**RECORDS SUPPLIED:**
— Begin —

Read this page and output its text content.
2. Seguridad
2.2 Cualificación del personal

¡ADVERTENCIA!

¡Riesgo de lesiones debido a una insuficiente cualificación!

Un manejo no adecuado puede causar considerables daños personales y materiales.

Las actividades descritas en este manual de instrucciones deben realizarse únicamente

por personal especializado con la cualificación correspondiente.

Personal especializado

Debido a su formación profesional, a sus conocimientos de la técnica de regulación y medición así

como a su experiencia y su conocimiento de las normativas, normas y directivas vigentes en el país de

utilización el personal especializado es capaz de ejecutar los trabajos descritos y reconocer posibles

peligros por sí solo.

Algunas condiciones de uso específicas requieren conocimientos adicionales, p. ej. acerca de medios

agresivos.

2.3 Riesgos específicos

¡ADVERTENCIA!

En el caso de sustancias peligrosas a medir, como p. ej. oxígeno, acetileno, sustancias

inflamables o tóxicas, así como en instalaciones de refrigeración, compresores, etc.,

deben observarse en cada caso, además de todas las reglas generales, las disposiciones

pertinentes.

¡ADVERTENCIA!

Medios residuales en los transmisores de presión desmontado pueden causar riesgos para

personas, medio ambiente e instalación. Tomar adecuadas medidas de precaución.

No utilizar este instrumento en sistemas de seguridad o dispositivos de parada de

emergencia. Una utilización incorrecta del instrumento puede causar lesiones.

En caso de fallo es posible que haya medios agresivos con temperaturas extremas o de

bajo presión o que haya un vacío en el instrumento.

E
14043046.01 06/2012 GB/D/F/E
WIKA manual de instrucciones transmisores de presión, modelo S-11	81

— End —

Every line above should be retyped exactly as given.

**OUTPUT OF THE EXERCISE:**
Read this page and output its text content.
2. Seguridad
2.2 Cualificación del personal

¡ADVERTENCIA!

¡Riesgo de lesiones debido a una insuficiente cualificación!

Un manejo no adecuado puede causar considerables daños personales y materiales.

Las actividades descritas en este manual de instrucciones deben realizarse únicamente

por personal especializado con la cualificación correspondiente.

Personal especializado

Debido a su formación profesional, a sus conocimientos de la técnica de regulación y medición así

como a su experiencia y su conocimiento de las normativas, normas y directivas vigentes en el país de

utilización el personal especializado es capaz de ejecutar los trabajos descritos y reconocer posibles

peligros por sí solo.

Algunas condiciones de uso específicas requieren conocimientos adicionales, p. ej. acerca de medios

agresivos.

2.3 Riesgos específicos

¡ADVERTENCIA!

En el caso de sustancias peligrosas a medir, como p. ej. oxígeno, acetileno, sustancias

inflamables o tóxicas, así como en instalaciones de refrigeración, compresores, etc.,

deben observarse en cada caso, además de todas las reglas generales, las disposiciones

pertinentes.

¡ADVERTENCIA!

Medios residuales en los transmisores de presión desmontado pueden causar riesgos para

personas, medio ambiente e instalación. Tomar adecuadas medidas de precaución.

No utilizar este instrumento en sistemas de seguridad o dispositivos de parada de

emergencia. Una utilización incorrecta del instrumento puede causar lesiones.

En caso de fallo es posible que haya medios agresivos con temperaturas extremas o de

bajo presión o que haya un vacío en el instrumento.

E
14043046.01 06/2012 GB/D/F/E
WIKA manual de instrucciones transmisores de presión, modelo S-11	81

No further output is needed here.